A couple of days ago Andy Haldane, supposedly the most enlightened member of the Bank of England Monetary Policy Committee, said in a speech:
There is a debate about which letter of the alphabet will best describe the path of the economy, with some scepticism about the V-shaped scenario path in the Bank's May Monetary Policy Report (MPR). It is early days, but my reading of the evidence is so far, so V.
In effect, he said the U.K. economy would bounce right back from coronavirus and the long term impact would be limited.
Let me be clear, I would love it if Haldane was right. But, I am absolutely sure he is not.
Right now more than 900,000 business have had government financial support to hopefully survive Covid. That's well over half of all trading companies in the UK.
9.2 million people are on furlough (although that may come down a little this weekend).
And 2.5 million are receiving self-employed income support.
So what Andy Haldane is seeing is the evidence that government support can be amazingly effective.

Problem statement.
Extract the commentary on Andy Haldane's recovery forecast word for word, from "Let me be clear, I" up to and including "be amazingly effective.". The rows are separate material and have no connection to the commentary on Andy Haldane's recovery forecast.

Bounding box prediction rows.

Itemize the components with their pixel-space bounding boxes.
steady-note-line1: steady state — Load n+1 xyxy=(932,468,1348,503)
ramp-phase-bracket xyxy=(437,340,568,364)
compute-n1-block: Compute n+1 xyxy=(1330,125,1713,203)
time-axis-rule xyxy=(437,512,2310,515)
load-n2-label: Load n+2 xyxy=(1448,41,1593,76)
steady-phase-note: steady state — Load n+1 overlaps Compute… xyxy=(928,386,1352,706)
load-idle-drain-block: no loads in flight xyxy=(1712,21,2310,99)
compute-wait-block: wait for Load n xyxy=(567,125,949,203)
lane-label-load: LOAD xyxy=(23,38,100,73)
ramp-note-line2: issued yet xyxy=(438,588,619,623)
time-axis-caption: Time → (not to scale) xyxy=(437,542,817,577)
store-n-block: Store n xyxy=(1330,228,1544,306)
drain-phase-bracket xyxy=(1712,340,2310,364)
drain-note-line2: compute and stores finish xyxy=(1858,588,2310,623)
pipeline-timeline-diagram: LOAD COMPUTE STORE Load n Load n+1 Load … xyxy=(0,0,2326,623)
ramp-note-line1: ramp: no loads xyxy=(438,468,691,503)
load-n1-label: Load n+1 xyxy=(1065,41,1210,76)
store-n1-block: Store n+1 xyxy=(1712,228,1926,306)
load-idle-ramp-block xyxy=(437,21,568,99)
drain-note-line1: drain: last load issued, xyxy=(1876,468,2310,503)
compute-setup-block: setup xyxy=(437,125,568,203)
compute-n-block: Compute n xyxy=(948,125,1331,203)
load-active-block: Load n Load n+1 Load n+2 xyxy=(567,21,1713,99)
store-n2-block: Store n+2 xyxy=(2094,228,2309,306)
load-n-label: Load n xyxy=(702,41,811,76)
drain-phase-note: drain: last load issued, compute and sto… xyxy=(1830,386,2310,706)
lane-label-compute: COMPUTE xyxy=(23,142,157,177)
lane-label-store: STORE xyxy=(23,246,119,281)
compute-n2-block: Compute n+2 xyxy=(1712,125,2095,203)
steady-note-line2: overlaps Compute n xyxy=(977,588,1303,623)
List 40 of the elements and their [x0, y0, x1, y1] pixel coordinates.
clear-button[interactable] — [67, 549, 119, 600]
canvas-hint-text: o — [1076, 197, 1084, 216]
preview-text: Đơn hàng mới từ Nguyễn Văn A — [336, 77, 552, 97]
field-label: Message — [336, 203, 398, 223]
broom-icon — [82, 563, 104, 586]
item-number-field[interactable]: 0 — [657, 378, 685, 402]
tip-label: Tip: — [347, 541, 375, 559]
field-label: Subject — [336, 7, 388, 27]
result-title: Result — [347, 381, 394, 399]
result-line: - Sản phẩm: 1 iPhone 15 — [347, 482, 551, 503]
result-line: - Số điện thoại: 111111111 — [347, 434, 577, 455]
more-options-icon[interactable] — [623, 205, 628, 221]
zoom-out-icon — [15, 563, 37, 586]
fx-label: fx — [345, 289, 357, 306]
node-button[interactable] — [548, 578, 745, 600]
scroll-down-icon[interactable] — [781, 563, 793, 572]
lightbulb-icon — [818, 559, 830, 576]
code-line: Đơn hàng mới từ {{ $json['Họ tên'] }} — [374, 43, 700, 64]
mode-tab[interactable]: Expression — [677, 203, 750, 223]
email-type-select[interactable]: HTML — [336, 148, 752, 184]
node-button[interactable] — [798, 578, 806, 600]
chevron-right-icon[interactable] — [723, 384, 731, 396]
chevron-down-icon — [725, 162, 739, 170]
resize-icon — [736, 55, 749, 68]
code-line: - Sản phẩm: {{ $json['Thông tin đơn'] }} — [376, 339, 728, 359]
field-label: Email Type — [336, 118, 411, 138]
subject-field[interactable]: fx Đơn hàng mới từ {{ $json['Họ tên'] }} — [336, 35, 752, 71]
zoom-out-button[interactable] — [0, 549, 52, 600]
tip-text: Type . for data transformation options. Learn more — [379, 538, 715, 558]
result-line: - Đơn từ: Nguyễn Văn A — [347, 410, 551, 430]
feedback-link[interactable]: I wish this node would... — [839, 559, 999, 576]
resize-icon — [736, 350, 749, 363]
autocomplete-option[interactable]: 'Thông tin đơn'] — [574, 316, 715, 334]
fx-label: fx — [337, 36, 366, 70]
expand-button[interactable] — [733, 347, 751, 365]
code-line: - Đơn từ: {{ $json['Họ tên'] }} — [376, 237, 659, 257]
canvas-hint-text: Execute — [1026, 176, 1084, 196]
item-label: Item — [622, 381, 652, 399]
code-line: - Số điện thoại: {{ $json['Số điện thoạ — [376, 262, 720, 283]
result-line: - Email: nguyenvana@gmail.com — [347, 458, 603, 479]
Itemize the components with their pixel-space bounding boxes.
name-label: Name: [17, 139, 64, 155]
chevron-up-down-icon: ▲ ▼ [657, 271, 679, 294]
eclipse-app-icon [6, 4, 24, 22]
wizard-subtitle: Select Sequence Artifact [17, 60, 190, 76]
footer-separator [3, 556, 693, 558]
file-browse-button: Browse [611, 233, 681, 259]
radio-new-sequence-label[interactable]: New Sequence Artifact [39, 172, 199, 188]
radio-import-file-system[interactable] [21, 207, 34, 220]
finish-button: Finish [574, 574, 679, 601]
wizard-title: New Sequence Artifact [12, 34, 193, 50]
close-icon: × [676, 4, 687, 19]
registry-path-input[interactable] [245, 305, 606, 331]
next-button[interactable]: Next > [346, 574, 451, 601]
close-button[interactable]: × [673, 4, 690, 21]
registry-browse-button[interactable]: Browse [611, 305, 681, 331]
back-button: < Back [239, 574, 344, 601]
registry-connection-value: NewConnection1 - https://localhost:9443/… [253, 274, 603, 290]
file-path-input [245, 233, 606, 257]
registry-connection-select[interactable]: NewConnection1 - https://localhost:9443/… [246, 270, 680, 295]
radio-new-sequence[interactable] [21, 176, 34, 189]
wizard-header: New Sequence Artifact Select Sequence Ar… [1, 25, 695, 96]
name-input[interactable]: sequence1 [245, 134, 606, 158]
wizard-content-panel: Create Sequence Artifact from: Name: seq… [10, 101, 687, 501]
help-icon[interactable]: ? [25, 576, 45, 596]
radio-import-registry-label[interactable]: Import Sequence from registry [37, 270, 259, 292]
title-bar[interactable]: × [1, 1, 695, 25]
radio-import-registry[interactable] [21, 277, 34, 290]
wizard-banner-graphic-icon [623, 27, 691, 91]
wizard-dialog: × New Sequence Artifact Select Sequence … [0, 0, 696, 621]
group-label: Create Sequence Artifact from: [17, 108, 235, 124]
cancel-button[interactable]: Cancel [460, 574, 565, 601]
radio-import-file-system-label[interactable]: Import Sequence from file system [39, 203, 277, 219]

Expected answer.
Let me be clear, I would love it if Haldane was right. But, I am absolutely sure he is not.
Right now more than 900,000 business have had government financial support to hopefully survive Covid. That's well over half of all trading companies in the UK.
9.2 million people are on furlough (although that may come down a little this weekend).
And 2.5 million are receiving self-employed income support.
So what Andy Haldane is seeing is the evidence that government support can be amazingly effective.